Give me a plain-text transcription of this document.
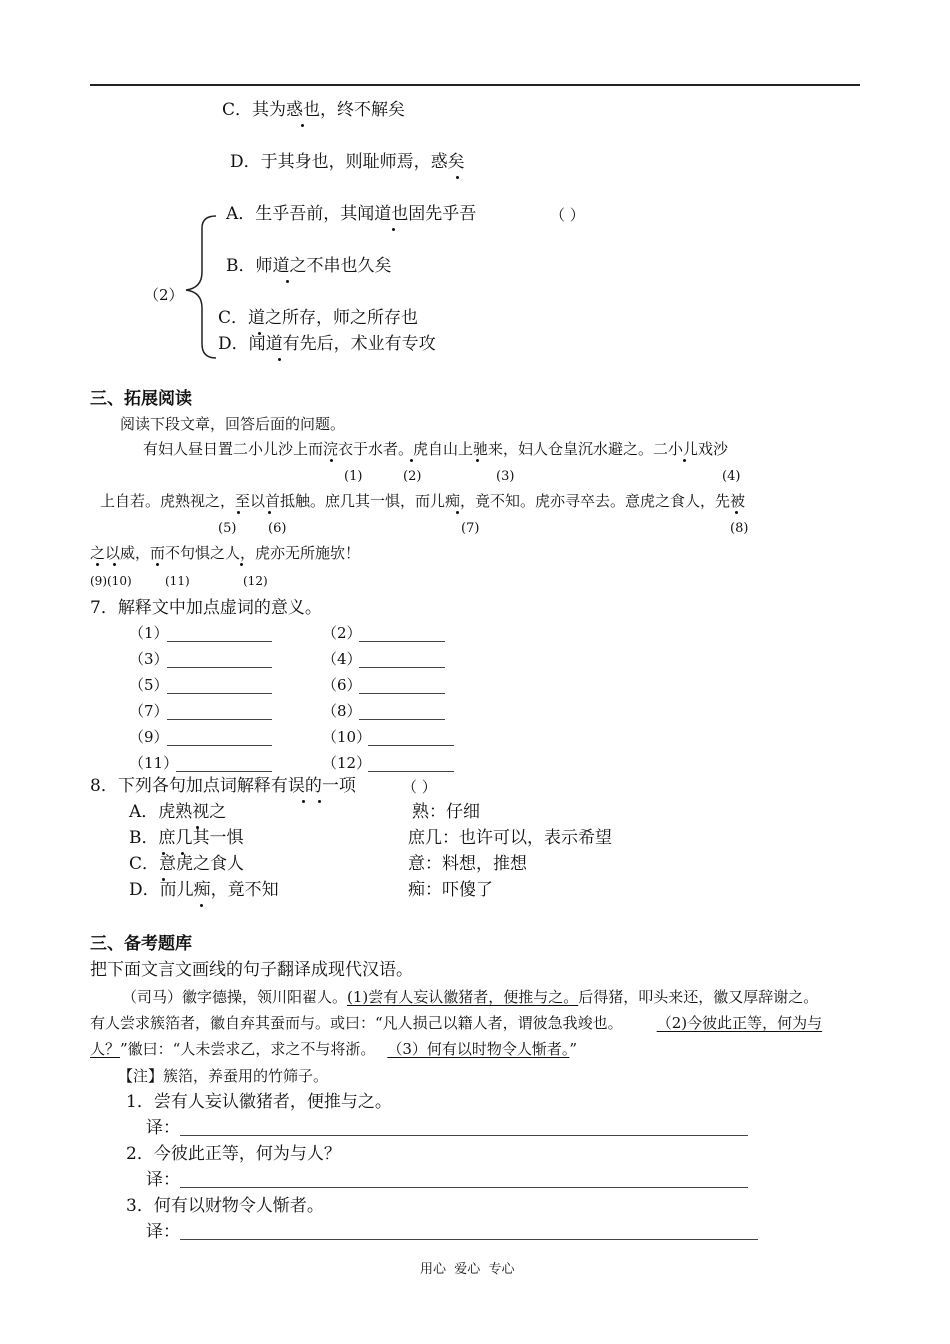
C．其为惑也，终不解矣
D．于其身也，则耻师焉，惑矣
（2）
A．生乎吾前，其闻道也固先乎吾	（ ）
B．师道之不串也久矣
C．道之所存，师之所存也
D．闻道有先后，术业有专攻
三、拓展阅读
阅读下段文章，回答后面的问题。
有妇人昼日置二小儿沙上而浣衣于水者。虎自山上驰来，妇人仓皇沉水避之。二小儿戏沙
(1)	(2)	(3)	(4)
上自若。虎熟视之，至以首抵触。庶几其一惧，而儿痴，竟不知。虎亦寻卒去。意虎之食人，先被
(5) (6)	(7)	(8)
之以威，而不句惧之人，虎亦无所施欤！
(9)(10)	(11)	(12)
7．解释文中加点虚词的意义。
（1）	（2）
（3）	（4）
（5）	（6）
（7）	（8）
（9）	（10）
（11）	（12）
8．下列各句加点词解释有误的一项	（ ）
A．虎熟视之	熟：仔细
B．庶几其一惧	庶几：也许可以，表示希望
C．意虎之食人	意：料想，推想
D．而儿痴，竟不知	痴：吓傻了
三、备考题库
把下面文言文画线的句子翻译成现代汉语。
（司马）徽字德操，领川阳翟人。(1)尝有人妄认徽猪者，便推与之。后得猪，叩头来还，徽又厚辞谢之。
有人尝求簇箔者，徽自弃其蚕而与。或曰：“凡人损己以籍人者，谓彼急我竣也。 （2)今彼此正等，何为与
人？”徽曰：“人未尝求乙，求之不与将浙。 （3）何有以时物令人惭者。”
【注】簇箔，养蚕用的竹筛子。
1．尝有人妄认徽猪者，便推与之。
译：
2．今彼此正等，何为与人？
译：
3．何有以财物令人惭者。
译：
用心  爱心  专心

□ □ □ □

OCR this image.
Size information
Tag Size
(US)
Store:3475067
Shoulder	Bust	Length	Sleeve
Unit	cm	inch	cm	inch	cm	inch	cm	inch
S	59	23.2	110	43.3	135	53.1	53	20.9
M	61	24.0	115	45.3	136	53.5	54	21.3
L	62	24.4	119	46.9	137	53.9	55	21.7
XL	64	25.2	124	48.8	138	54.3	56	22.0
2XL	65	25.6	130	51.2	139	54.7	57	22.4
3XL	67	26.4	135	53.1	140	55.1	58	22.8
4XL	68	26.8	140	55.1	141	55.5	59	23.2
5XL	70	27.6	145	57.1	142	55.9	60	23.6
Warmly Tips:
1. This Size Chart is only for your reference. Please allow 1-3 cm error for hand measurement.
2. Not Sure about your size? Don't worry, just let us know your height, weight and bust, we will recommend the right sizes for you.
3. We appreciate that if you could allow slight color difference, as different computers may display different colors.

□ □ □ □

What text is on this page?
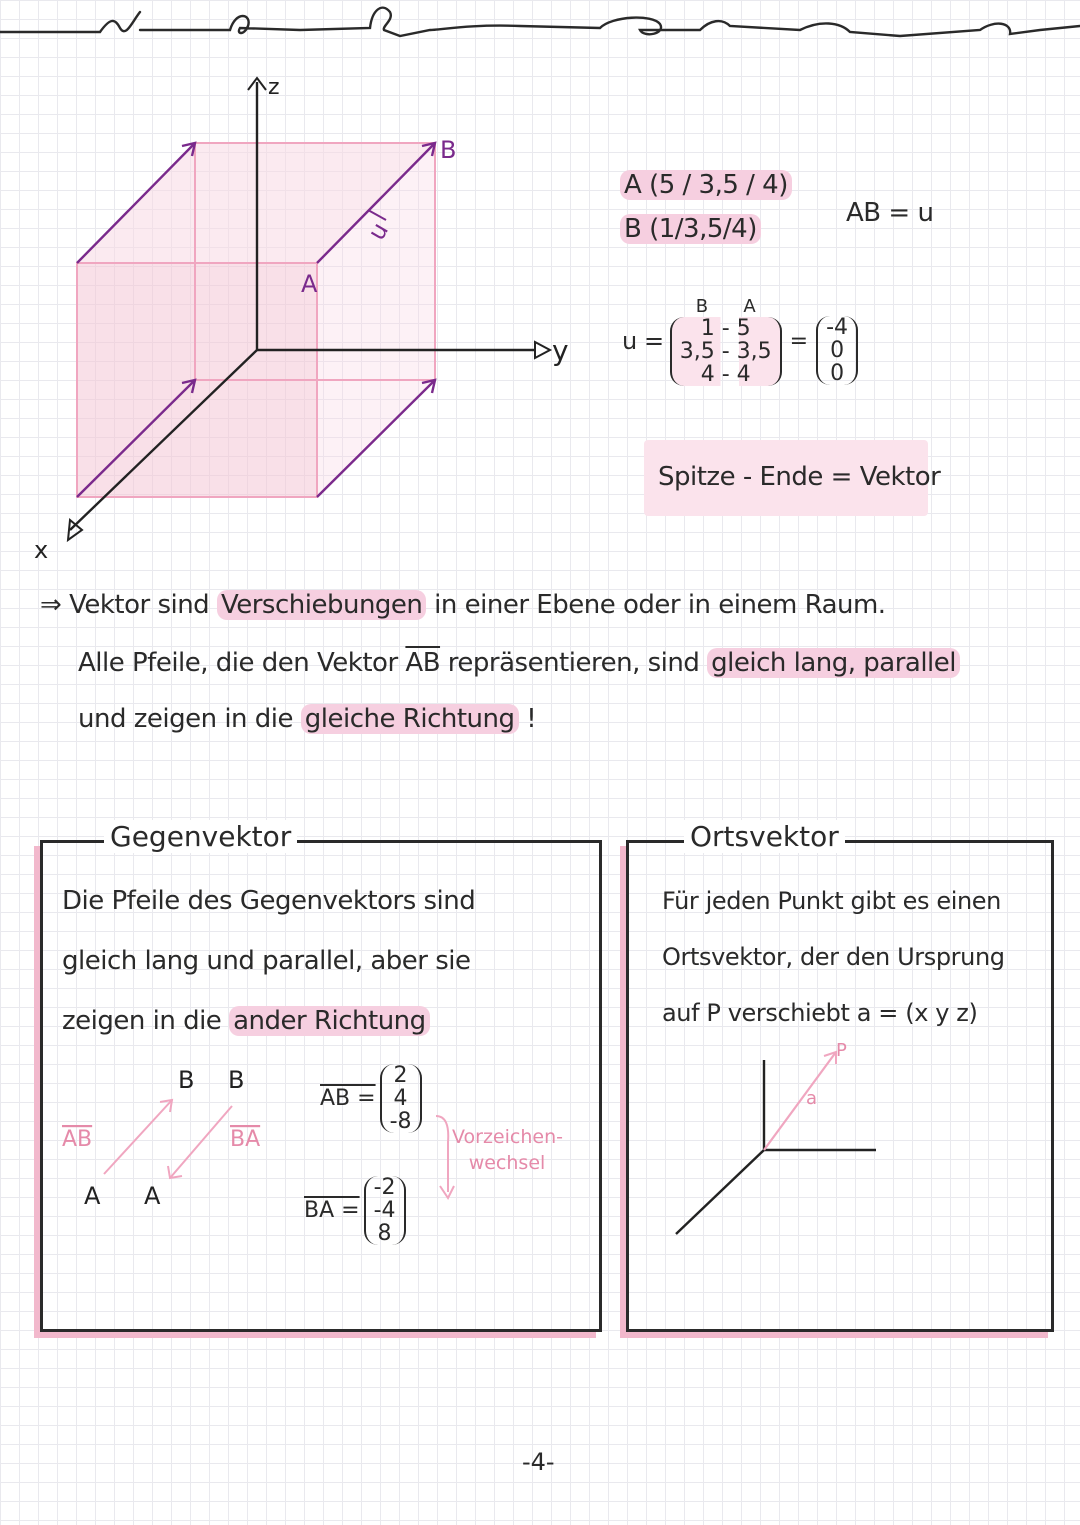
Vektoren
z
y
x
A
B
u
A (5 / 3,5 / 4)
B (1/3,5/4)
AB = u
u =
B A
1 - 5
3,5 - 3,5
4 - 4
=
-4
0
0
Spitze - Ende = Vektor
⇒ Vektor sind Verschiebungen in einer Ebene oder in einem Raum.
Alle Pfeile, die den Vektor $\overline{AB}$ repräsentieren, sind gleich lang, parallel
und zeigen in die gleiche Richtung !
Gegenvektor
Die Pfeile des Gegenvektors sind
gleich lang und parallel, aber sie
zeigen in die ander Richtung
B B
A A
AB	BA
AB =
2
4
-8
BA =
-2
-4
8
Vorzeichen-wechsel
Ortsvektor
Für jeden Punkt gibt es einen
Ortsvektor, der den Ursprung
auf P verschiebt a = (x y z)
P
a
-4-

□ □ □ □

[Task statement] Read the entries and show each line that mentions "Ortsvektor".

[Solution to this task]
Ortsvektor
Ortsvektor, der den Ursprung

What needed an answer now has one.